Omit every picture, then give all the entries again exactly.

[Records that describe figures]
▼
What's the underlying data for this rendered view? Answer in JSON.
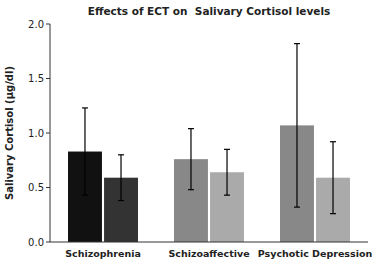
{
  "chart_data": {
    "type": "bar",
    "title": "Effects of ECT on  Salivary Cortisol levels",
    "y_label": "Salivary Cortisol (μg/dl)",
    "categories": [
      "Schizophrenia",
      "Schizoaffective",
      "Psychotic Depression"
    ],
    "series": [
      {
        "colors": [
          "#111111",
          "#888888",
          "#888888"
        ],
        "values": [
          0.83,
          0.76,
          1.07
        ],
        "errors": [
          0.4,
          0.28,
          0.75
        ]
      },
      {
        "colors": [
          "#333333",
          "#aaaaaa",
          "#aaaaaa"
        ],
        "values": [
          0.59,
          0.64,
          0.59
        ],
        "errors": [
          0.21,
          0.21,
          0.33
        ]
      }
    ],
    "ylim": [
      0.0,
      2.0
    ],
    "yticks": [
      {
        "value": 0.0,
        "label": "0.0"
      },
      0.5,
      {
        "value": 1.0,
        "label": "1.0"
      },
      1.5,
      {
        "value": 2.0,
        "label": "2.0"
      }
    ],
    "grid": false
  }
}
▲
■ **Written response**:
What's the underlying data for this rendered view? Answer in JSON.
{
  "chart_data": {
    "type": "bar",
    "title": "Effects of ECT on  Salivary Cortisol levels",
    "y_label": "Salivary Cortisol (μg/dl)",
    "categories": [
      "Schizophrenia",
      "Schizoaffective",
      "Psychotic Depression"
    ],
    "series": [
      {
        "colors": [
          "#111111",
          "#888888",
          "#888888"
        ],
        "values": [
          0.83,
          0.76,
          1.07
        ],
        "errors": [
          0.4,
          0.28,
          0.75
        ]
      },
      {
        "colors": [
          "#333333",
          "#aaaaaa",
          "#aaaaaa"
        ],
        "values": [
          0.59,
          0.64,
          0.59
        ],
        "errors": [
          0.21,
          0.21,
          0.33
        ]
      }
    ],
    "ylim": [
      0.0,
      2.0
    ],
    "yticks": [
      {
        "value": 0.0,
        "label": "0.0"
      },
      0.5,
      {
        "value": 1.0,
        "label": "1.0"
      },
      1.5,
      {
        "value": 2.0,
        "label": "2.0"
      }
    ],
    "grid": false
  }
}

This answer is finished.